Dataset extract:

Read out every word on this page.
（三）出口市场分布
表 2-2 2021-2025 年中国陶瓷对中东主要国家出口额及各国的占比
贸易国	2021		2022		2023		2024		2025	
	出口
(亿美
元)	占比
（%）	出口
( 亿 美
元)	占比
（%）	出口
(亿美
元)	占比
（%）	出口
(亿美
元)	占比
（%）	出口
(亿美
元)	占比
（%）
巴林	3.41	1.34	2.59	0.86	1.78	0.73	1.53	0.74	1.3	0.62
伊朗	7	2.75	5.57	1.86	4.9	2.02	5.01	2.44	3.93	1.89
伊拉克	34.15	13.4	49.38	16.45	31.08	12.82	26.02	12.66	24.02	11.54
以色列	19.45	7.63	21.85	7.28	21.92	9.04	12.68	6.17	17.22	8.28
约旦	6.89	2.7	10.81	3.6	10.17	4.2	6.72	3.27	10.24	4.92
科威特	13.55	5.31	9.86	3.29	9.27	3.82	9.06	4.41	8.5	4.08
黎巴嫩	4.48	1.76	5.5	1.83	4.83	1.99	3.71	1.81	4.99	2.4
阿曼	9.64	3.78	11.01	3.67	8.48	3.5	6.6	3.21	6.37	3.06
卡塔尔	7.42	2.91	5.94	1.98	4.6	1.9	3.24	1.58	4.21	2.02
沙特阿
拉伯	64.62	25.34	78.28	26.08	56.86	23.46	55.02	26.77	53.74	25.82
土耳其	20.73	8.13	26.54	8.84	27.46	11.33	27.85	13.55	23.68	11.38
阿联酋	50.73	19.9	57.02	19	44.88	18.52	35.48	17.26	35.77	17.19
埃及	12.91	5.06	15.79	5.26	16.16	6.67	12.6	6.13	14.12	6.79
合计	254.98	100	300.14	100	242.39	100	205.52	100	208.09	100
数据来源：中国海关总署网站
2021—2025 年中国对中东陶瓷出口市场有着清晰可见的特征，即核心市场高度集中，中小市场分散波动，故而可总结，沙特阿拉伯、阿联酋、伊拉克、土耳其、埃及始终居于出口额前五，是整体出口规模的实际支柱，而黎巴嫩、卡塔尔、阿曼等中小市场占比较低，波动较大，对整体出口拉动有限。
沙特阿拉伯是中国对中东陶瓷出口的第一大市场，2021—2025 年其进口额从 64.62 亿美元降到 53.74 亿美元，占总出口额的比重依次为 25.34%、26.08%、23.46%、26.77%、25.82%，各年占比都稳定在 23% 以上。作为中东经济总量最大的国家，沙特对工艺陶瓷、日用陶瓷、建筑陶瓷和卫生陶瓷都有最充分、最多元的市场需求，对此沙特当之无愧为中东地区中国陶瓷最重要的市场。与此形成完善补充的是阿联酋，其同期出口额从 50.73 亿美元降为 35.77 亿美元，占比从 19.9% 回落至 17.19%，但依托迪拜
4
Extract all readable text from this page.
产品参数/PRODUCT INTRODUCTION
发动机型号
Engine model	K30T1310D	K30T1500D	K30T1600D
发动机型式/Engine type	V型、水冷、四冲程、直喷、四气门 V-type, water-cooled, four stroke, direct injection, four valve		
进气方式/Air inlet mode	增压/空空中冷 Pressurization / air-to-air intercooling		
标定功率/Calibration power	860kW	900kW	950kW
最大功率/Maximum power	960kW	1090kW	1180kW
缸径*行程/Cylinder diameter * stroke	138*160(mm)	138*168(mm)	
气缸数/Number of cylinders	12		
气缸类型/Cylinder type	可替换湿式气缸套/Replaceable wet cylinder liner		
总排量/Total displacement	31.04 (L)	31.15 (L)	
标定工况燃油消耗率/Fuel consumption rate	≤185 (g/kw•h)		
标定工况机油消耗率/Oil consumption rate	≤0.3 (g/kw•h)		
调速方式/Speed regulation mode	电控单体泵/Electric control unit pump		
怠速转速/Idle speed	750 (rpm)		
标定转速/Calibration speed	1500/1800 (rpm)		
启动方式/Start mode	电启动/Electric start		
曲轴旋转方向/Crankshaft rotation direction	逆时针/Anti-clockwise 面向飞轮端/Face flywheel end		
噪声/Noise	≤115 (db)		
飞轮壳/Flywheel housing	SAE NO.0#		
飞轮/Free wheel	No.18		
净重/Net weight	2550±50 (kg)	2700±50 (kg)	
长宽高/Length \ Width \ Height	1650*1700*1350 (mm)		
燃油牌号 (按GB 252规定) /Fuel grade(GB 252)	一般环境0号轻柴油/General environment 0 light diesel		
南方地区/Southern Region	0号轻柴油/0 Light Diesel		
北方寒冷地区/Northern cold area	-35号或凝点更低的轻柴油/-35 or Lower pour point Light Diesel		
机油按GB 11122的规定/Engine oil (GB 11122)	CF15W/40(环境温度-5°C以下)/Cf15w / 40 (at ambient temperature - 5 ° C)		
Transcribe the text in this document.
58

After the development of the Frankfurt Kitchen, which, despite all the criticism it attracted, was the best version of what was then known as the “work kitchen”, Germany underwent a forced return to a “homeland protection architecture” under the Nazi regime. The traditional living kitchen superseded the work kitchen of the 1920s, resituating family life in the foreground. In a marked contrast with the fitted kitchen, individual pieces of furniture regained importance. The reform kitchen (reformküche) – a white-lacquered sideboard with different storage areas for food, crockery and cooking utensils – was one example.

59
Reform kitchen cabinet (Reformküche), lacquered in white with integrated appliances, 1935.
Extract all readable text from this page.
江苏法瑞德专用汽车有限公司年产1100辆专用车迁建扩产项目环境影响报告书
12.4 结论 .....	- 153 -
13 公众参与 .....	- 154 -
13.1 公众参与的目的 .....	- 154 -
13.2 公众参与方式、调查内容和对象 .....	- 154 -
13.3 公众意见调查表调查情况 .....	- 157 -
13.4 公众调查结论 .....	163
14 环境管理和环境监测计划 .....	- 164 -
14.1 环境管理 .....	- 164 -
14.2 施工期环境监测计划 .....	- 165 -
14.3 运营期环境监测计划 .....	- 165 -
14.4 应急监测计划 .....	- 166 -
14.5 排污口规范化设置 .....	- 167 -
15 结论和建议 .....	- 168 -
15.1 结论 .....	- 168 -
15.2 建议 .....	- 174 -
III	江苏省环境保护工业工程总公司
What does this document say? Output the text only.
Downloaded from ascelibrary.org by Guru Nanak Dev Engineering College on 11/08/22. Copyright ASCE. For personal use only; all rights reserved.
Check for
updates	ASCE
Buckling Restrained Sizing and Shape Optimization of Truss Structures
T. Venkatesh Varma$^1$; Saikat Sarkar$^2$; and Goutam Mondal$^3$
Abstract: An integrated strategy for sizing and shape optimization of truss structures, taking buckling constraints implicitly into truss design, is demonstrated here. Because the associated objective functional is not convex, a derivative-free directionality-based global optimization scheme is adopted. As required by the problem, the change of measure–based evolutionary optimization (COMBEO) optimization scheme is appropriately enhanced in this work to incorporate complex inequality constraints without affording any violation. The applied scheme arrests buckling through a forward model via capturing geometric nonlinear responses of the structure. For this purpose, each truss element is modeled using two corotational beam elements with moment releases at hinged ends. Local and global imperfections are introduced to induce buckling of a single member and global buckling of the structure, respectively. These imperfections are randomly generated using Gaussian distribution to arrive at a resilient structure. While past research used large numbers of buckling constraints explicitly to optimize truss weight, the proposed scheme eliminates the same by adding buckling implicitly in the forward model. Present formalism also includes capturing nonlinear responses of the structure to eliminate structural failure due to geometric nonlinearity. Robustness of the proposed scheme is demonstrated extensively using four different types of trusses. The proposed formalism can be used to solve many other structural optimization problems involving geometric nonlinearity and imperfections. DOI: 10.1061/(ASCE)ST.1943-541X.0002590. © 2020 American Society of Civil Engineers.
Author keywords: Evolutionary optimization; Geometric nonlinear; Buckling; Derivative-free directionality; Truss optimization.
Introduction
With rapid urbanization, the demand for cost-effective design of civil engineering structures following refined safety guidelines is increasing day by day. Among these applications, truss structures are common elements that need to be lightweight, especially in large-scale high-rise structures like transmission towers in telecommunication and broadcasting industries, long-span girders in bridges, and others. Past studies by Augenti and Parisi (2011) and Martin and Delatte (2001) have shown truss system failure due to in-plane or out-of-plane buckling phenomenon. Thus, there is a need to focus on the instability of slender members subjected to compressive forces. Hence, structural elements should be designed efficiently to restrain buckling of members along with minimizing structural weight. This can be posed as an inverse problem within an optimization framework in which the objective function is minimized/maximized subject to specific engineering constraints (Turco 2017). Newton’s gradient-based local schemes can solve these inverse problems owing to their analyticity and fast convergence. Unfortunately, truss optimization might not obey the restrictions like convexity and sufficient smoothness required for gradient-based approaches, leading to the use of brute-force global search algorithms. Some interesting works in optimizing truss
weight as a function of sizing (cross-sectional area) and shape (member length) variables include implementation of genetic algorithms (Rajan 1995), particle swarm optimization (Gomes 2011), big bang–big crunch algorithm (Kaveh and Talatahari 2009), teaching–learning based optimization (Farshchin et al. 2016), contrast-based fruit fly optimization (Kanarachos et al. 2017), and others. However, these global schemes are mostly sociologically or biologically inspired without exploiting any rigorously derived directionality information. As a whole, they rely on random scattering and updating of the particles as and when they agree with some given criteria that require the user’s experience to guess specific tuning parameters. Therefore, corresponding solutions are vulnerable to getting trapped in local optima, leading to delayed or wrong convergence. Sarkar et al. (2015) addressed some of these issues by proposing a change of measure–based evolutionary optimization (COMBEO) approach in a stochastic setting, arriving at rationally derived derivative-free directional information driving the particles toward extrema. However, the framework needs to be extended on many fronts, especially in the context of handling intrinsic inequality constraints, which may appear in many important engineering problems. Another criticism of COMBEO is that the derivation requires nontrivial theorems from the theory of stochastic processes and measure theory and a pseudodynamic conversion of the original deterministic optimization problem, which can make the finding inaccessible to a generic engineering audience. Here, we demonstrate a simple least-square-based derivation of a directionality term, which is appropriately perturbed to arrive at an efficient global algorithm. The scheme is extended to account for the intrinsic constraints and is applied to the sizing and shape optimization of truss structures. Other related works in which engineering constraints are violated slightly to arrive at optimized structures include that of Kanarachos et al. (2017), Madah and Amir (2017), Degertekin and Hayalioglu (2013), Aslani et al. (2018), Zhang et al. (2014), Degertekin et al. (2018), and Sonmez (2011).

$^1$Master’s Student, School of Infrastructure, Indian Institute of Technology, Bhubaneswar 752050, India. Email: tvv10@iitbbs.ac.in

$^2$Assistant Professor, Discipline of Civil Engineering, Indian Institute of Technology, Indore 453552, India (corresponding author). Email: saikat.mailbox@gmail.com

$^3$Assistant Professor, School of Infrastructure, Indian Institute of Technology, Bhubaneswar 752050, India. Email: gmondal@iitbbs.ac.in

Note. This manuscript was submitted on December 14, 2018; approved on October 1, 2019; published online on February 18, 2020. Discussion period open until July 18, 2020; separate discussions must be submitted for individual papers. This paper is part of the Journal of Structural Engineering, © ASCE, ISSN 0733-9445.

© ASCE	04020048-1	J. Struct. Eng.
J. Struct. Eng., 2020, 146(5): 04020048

Set task: Search the data for "Professor" and list every line in which it occurs.

Solution for this task:
$^2$Assistant Professor, Discipline of Civil Engineering, Indian Institute of Technology, Indore 453552, India (corresponding author). Email: saikat.mailbox@gmail.com
$^3$Assistant Professor, School of Infrastructure, Indian Institute of Technology, Bhubaneswar 752050, India. Email: gmondal@iitbbs.ac.in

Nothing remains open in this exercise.